▶ _Stated exercise_
Records follow. Pull out every line that contains "tiennent".

--------------------

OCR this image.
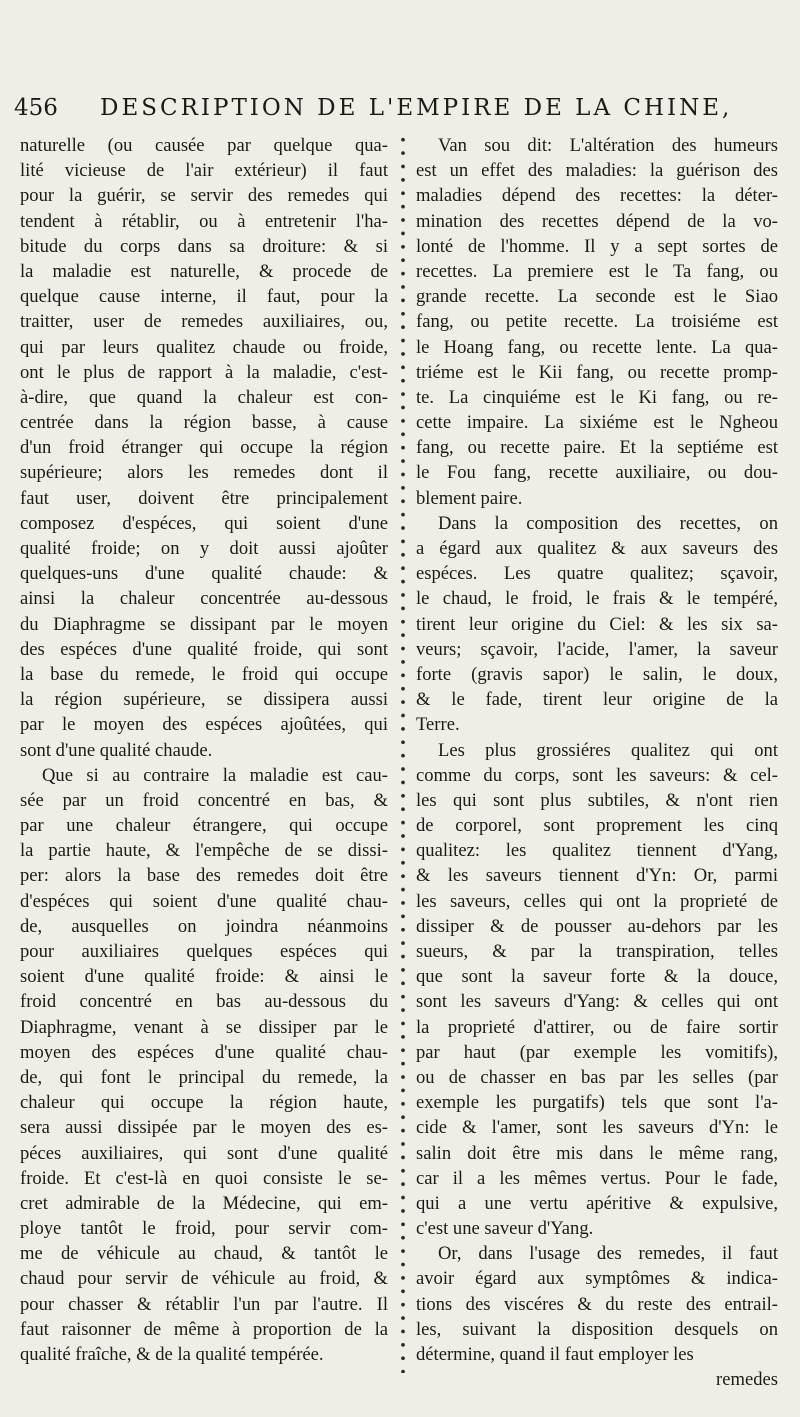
456 DESCRIPTION DE L'EMPIRE DE LA CHINE,
naturelle (ou causée par quelque qua-
lité vicieuse de l'air extérieur) il faut
pour la guérir, se servir des remedes qui
tendent à rétablir, ou à entretenir l'ha-
bitude du corps dans sa droiture: & si
la maladie est naturelle, & procede de
quelque cause interne, il faut, pour la
traitter, user de remedes auxiliaires, ou,
qui par leurs qualitez chaude ou froide,
ont le plus de rapport à la maladie, c'est-
à-dire, que quand la chaleur est con-
centrée dans la région basse, à cause
d'un froid étranger qui occupe la région
supérieure; alors les remedes dont il
faut user, doivent être principalement
composez d'espéces, qui soient d'une
qualité froide; on y doit aussi ajoûter
quelques-uns d'une qualité chaude: &
ainsi la chaleur concentrée au-dessous
du Diaphragme se dissipant par le moyen
des espéces d'une qualité froide, qui sont
la base du remede, le froid qui occupe
la région supérieure, se dissipera aussi
par le moyen des espéces ajoûtées, qui
sont d'une qualité chaude.
Que si au contraire la maladie est cau-
sée par un froid concentré en bas, &
par une chaleur étrangere, qui occupe
la partie haute, & l'empêche de se dissi-
per: alors la base des remedes doit être
d'espéces qui soient d'une qualité chau-
de, ausquelles on joindra néanmoins
pour auxiliaires quelques espéces qui
soient d'une qualité froide: & ainsi le
froid concentré en bas au-dessous du
Diaphragme, venant à se dissiper par le
moyen des espéces d'une qualité chau-
de, qui font le principal du remede, la
chaleur qui occupe la région haute,
sera aussi dissipée par le moyen des es-
péces auxiliaires, qui sont d'une qualité
froide. Et c'est-là en quoi consiste le se-
cret admirable de la Médecine, qui em-
ploye tantôt le froid, pour servir com-
me de véhicule au chaud, & tantôt le
chaud pour servir de véhicule au froid, &
pour chasser & rétablir l'un par l'autre. Il
faut raisonner de même à proportion de la
qualité fraîche, & de la qualité tempérée.
Van sou dit: L'altération des humeurs
est un effet des maladies: la guérison des
maladies dépend des recettes: la déter-
mination des recettes dépend de la vo-
lonté de l'homme. Il y a sept sortes de
recettes. La premiere est le Ta fang, ou
grande recette. La seconde est le Siao
fang, ou petite recette. La troisiéme est
le Hoang fang, ou recette lente. La qua-
triéme est le Kii fang, ou recette promp-
te. La cinquiéme est le Ki fang, ou re-
cette impaire. La sixiéme est le Ngheou
fang, ou recette paire. Et la septiéme est
le Fou fang, recette auxiliaire, ou dou-
blement paire.
Dans la composition des recettes, on
a égard aux qualitez & aux saveurs des
espéces. Les quatre qualitez; sçavoir,
le chaud, le froid, le frais & le tempéré,
tirent leur origine du Ciel: & les six sa-
veurs; sçavoir, l'acide, l'amer, la saveur
forte (gravis sapor) le salin, le doux,
& le fade, tirent leur origine de la
Terre.
Les plus grossiéres qualitez qui ont
comme du corps, sont les saveurs: & cel-
les qui sont plus subtiles, & n'ont rien
de corporel, sont proprement les cinq
qualitez: les qualitez tiennent d'Yang,
& les saveurs tiennent d'Yn: Or, parmi
les saveurs, celles qui ont la proprieté de
dissiper & de pousser au-dehors par les
sueurs, & par la transpiration, telles
que sont la saveur forte & la douce,
sont les saveurs d'Yang: & celles qui ont
la proprieté d'attirer, ou de faire sortir
par haut (par exemple les vomitifs),
ou de chasser en bas par les selles (par
exemple les purgatifs) tels que sont l'a-
cide & l'amer, sont les saveurs d'Yn: le
salin doit être mis dans le même rang,
car il a les mêmes vertus. Pour le fade,
qui a une vertu apéritive & expulsive,
c'est une saveur d'Yang.
Or, dans l'usage des remedes, il faut
avoir égard aux symptômes & indica-
tions des viscéres & du reste des entrail-
les, suivant la disposition desquels on
détermine, quand il faut employer les
remedes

--------------------

▶ _Reply to the task_
qualitez: les qualitez tiennent d'Yang,
& les saveurs tiennent d'Yn: Or, parmi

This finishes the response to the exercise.